* What the exercise asks: Check each line of the entries below for the string "gravity"; copy every line where it appears.
⁂
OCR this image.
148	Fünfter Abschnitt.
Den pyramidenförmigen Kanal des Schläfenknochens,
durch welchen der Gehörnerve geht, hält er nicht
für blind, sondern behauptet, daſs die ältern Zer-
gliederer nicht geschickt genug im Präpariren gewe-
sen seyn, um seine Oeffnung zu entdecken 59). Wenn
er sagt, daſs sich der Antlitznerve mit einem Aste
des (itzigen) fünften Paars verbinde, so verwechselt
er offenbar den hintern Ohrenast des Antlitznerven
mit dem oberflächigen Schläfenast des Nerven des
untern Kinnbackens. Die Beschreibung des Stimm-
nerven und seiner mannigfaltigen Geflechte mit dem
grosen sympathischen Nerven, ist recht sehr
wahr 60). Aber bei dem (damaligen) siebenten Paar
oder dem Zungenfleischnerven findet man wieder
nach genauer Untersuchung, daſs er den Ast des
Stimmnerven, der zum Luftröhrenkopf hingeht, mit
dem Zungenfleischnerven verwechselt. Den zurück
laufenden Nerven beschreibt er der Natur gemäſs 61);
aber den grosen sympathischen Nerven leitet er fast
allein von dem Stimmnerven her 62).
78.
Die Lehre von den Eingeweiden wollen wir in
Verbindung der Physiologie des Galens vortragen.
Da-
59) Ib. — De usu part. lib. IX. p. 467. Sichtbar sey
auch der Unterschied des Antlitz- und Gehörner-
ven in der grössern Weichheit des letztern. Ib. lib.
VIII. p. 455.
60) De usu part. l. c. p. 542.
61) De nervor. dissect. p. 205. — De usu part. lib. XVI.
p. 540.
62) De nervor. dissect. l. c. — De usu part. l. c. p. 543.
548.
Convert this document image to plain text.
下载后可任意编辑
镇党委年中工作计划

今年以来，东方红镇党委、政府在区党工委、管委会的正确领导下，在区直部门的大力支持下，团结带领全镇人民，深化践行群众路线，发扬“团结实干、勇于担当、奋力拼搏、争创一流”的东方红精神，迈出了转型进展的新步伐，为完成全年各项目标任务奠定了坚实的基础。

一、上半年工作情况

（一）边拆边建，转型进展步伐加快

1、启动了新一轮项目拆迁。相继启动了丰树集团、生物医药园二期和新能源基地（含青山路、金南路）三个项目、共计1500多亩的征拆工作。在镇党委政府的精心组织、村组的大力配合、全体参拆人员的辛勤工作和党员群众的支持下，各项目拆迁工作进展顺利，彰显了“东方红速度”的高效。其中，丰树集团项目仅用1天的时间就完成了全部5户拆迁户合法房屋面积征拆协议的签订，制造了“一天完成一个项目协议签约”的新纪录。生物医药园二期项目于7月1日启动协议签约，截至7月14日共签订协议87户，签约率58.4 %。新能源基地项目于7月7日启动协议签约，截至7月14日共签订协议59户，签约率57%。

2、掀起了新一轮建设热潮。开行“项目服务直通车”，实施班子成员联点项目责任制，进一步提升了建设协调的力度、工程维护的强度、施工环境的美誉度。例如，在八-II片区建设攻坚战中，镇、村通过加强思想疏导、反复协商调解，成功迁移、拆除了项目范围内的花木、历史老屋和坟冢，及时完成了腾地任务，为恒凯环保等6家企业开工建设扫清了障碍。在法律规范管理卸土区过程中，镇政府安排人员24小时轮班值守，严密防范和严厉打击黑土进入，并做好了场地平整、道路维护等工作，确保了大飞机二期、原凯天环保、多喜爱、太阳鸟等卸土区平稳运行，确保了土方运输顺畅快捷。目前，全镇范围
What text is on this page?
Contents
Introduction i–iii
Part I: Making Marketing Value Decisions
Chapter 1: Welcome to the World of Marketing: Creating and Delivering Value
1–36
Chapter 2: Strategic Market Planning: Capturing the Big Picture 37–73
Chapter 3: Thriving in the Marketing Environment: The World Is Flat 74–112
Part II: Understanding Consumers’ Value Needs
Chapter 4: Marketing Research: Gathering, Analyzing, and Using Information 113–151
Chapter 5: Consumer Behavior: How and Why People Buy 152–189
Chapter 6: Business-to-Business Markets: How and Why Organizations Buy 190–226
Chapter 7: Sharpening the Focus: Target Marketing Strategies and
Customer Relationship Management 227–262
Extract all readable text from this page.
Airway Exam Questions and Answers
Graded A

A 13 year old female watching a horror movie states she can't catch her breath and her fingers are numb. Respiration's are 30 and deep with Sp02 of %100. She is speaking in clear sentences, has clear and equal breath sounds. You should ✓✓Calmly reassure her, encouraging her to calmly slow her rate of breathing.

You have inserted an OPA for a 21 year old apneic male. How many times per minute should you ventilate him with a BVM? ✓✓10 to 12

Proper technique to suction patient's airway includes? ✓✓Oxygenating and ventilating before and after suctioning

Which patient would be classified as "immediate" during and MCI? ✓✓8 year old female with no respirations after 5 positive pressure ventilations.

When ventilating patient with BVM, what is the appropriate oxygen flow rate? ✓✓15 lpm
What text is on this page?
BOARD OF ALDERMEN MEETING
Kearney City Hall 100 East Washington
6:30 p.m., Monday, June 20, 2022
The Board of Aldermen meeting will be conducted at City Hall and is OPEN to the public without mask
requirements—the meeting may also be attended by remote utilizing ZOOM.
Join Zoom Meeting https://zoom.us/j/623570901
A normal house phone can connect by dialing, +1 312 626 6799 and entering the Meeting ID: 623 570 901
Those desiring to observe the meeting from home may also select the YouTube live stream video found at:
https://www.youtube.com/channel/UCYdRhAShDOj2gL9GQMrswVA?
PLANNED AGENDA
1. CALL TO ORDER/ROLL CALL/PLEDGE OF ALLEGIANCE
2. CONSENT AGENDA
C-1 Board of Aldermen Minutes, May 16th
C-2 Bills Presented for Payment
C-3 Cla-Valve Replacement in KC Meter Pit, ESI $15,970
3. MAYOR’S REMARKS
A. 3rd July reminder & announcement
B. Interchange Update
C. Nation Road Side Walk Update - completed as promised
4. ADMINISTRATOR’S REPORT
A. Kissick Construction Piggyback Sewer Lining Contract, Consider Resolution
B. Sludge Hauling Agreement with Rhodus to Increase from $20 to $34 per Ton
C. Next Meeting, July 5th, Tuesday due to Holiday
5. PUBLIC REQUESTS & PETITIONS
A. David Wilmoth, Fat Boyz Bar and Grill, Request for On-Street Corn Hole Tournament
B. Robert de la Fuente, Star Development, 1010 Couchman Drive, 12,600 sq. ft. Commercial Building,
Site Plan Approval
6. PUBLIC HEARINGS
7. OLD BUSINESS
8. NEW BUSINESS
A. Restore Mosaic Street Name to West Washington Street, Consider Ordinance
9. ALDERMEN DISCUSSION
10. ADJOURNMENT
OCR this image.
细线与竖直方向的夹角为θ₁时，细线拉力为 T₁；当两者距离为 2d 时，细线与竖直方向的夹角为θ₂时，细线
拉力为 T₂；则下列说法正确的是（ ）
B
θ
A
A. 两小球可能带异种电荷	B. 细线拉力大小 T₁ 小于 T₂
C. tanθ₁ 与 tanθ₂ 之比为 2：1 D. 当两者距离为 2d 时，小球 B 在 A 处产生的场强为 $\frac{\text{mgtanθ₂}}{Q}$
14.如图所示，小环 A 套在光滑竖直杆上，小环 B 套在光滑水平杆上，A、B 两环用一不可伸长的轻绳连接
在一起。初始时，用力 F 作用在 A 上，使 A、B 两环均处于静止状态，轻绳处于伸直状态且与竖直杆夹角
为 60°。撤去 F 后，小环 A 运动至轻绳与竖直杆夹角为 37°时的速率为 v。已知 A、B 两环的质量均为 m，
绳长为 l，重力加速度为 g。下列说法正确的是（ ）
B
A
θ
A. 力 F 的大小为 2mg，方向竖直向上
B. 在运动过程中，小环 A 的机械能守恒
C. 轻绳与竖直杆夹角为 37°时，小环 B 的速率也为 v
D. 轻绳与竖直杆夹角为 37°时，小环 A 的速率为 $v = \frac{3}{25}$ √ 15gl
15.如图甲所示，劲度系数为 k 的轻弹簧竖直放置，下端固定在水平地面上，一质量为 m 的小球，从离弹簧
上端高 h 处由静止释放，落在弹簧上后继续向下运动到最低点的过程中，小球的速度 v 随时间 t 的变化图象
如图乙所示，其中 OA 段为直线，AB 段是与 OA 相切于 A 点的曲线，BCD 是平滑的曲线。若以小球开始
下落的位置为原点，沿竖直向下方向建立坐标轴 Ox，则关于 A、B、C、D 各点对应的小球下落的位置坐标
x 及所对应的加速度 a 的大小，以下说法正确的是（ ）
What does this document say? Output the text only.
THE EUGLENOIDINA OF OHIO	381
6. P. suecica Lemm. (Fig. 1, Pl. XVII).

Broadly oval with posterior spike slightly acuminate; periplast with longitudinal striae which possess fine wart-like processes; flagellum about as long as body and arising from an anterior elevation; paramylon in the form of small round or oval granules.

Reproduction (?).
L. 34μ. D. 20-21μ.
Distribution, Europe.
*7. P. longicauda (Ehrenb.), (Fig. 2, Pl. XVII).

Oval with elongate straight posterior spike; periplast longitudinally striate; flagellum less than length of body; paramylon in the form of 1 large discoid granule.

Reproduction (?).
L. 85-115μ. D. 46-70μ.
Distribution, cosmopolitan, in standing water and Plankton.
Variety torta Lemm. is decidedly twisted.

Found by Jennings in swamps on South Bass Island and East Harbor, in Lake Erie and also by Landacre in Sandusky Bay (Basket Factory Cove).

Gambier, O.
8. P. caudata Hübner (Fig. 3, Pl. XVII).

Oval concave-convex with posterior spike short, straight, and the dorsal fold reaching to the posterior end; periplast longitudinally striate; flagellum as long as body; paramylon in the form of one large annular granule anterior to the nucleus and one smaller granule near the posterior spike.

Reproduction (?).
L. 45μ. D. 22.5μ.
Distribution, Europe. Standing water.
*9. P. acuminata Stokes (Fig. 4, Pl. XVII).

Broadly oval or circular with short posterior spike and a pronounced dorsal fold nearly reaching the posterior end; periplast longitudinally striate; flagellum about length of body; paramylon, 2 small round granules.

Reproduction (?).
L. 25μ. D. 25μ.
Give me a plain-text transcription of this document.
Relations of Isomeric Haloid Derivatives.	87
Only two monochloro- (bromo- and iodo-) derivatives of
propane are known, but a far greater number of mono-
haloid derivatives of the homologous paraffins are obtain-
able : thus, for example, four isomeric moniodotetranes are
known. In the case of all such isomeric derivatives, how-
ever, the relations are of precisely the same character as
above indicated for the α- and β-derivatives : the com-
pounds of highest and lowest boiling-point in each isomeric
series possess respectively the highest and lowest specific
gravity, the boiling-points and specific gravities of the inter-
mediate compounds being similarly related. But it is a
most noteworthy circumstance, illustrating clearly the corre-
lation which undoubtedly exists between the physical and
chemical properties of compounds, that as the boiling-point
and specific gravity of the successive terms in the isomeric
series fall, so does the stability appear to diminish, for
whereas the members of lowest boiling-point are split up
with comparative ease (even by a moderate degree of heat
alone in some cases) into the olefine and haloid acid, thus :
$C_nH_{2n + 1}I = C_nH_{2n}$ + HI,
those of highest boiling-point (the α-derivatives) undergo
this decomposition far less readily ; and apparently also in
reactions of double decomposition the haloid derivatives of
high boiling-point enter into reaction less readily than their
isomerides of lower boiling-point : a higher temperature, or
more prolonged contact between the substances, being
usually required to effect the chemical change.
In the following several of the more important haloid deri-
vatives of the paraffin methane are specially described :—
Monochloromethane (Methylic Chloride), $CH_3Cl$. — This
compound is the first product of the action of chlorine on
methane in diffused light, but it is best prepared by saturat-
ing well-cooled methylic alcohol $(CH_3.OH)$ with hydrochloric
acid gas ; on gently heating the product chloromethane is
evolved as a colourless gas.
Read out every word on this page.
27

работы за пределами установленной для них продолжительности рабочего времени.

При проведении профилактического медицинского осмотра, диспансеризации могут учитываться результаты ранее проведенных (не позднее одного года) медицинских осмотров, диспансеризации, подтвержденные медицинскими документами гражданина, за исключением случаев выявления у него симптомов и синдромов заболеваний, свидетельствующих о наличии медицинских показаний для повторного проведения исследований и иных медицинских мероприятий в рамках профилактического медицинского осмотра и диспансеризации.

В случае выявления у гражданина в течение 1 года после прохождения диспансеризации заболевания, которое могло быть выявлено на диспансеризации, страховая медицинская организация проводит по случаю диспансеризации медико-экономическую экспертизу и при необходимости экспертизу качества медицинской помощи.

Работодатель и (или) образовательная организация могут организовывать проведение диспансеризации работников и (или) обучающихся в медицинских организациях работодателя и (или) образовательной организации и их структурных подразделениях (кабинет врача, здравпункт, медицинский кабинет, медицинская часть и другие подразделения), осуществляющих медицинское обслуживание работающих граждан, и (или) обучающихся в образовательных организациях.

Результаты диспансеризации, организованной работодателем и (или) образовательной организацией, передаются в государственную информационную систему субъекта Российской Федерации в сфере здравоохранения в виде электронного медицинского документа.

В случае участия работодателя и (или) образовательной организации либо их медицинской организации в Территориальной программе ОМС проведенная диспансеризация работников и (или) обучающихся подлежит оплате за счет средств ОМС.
⁂
* Response:
gravity, the boiling-points and specific gravities of the inter-
and specific gravity of the successive terms in the isomeric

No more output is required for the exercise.